■ Dataset extract
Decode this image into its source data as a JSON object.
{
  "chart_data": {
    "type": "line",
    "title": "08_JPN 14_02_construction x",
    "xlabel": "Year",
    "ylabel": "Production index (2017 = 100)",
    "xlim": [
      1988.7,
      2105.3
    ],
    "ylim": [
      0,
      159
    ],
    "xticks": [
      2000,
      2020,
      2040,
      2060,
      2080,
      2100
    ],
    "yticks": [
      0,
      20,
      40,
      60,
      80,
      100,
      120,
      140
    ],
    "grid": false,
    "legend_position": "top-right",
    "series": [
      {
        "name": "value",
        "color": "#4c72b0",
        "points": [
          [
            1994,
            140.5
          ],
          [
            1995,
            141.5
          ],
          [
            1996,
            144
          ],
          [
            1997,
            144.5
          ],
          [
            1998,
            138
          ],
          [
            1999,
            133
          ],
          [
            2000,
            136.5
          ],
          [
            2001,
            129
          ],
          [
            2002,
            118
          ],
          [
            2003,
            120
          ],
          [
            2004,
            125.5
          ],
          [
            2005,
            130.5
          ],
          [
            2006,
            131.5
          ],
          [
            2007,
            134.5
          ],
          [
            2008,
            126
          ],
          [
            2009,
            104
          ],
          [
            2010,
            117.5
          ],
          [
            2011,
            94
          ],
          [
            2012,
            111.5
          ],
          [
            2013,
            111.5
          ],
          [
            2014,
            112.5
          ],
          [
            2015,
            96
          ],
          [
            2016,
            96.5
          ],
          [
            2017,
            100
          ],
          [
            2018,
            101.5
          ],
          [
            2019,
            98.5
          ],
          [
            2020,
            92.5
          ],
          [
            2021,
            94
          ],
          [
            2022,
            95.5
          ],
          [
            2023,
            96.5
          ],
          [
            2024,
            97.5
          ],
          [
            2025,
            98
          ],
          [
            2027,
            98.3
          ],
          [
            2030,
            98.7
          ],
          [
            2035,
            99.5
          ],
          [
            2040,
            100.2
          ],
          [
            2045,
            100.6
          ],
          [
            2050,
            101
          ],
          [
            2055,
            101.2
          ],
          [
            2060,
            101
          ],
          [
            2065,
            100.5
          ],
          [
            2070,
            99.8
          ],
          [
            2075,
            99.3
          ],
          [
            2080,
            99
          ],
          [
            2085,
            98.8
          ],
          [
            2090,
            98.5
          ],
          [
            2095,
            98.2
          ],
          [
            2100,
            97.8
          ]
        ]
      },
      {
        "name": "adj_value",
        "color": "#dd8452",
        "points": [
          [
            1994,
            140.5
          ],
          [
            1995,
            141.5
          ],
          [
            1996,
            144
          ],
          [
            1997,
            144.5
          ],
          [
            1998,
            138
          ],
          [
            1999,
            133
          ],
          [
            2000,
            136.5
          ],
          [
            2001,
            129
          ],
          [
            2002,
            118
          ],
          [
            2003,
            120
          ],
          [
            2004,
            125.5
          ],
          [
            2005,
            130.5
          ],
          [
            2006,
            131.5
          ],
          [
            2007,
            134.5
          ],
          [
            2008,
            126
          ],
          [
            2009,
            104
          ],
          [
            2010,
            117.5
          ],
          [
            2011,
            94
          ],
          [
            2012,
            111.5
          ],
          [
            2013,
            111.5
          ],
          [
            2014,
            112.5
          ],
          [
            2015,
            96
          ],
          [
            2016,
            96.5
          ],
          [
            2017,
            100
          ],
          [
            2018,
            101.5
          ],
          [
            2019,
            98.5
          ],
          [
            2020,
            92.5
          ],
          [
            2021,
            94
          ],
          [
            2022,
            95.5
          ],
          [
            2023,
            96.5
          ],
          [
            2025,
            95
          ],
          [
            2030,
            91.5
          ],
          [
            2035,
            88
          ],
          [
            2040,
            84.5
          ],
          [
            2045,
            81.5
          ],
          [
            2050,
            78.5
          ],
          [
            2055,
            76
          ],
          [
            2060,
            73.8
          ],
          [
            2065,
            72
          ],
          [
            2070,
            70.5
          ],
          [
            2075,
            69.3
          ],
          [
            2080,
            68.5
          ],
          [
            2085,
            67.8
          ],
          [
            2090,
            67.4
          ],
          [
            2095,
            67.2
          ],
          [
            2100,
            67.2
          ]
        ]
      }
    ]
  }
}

■ Prompt
All of the lines above must be returned exactly.

■ Full solution
Decode this image into its source data as a JSON object.
{
  "chart_data": {
    "type": "line",
    "title": "08_JPN 14_02_construction x",
    "xlabel": "Year",
    "ylabel": "Production index (2017 = 100)",
    "xlim": [
      1988.7,
      2105.3
    ],
    "ylim": [
      0,
      159
    ],
    "xticks": [
      2000,
      2020,
      2040,
      2060,
      2080,
      2100
    ],
    "yticks": [
      0,
      20,
      40,
      60,
      80,
      100,
      120,
      140
    ],
    "grid": false,
    "legend_position": "top-right",
    "series": [
      {
        "name": "value",
        "color": "#4c72b0",
        "points": [
          [
            1994,
            140.5
          ],
          [
            1995,
            141.5
          ],
          [
            1996,
            144
          ],
          [
            1997,
            144.5
          ],
          [
            1998,
            138
          ],
          [
            1999,
            133
          ],
          [
            2000,
            136.5
          ],
          [
            2001,
            129
          ],
          [
            2002,
            118
          ],
          [
            2003,
            120
          ],
          [
            2004,
            125.5
          ],
          [
            2005,
            130.5
          ],
          [
            2006,
            131.5
          ],
          [
            2007,
            134.5
          ],
          [
            2008,
            126
          ],
          [
            2009,
            104
          ],
          [
            2010,
            117.5
          ],
          [
            2011,
            94
          ],
          [
            2012,
            111.5
          ],
          [
            2013,
            111.5
          ],
          [
            2014,
            112.5
          ],
          [
            2015,
            96
          ],
          [
            2016,
            96.5
          ],
          [
            2017,
            100
          ],
          [
            2018,
            101.5
          ],
          [
            2019,
            98.5
          ],
          [
            2020,
            92.5
          ],
          [
            2021,
            94
          ],
          [
            2022,
            95.5
          ],
          [
            2023,
            96.5
          ],
          [
            2024,
            97.5
          ],
          [
            2025,
            98
          ],
          [
            2027,
            98.3
          ],
          [
            2030,
            98.7
          ],
          [
            2035,
            99.5
          ],
          [
            2040,
            100.2
          ],
          [
            2045,
            100.6
          ],
          [
            2050,
            101
          ],
          [
            2055,
            101.2
          ],
          [
            2060,
            101
          ],
          [
            2065,
            100.5
          ],
          [
            2070,
            99.8
          ],
          [
            2075,
            99.3
          ],
          [
            2080,
            99
          ],
          [
            2085,
            98.8
          ],
          [
            2090,
            98.5
          ],
          [
            2095,
            98.2
          ],
          [
            2100,
            97.8
          ]
        ]
      },
      {
        "name": "adj_value",
        "color": "#dd8452",
        "points": [
          [
            1994,
            140.5
          ],
          [
            1995,
            141.5
          ],
          [
            1996,
            144
          ],
          [
            1997,
            144.5
          ],
          [
            1998,
            138
          ],
          [
            1999,
            133
          ],
          [
            2000,
            136.5
          ],
          [
            2001,
            129
          ],
          [
            2002,
            118
          ],
          [
            2003,
            120
          ],
          [
            2004,
            125.5
          ],
          [
            2005,
            130.5
          ],
          [
            2006,
            131.5
          ],
          [
            2007,
            134.5
          ],
          [
            2008,
            126
          ],
          [
            2009,
            104
          ],
          [
            2010,
            117.5
          ],
          [
            2011,
            94
          ],
          [
            2012,
            111.5
          ],
          [
            2013,
            111.5
          ],
          [
            2014,
            112.5
          ],
          [
            2015,
            96
          ],
          [
            2016,
            96.5
          ],
          [
            2017,
            100
          ],
          [
            2018,
            101.5
          ],
          [
            2019,
            98.5
          ],
          [
            2020,
            92.5
          ],
          [
            2021,
            94
          ],
          [
            2022,
            95.5
          ],
          [
            2023,
            96.5
          ],
          [
            2025,
            95
          ],
          [
            2030,
            91.5
          ],
          [
            2035,
            88
          ],
          [
            2040,
            84.5
          ],
          [
            2045,
            81.5
          ],
          [
            2050,
            78.5
          ],
          [
            2055,
            76
          ],
          [
            2060,
            73.8
          ],
          [
            2065,
            72
          ],
          [
            2070,
            70.5
          ],
          [
            2075,
            69.3
          ],
          [
            2080,
            68.5
          ],
          [
            2085,
            67.8
          ],
          [
            2090,
            67.4
          ],
          [
            2095,
            67.2
          ],
          [
            2100,
            67.2
          ]
        ]
      }
    ]
  }
}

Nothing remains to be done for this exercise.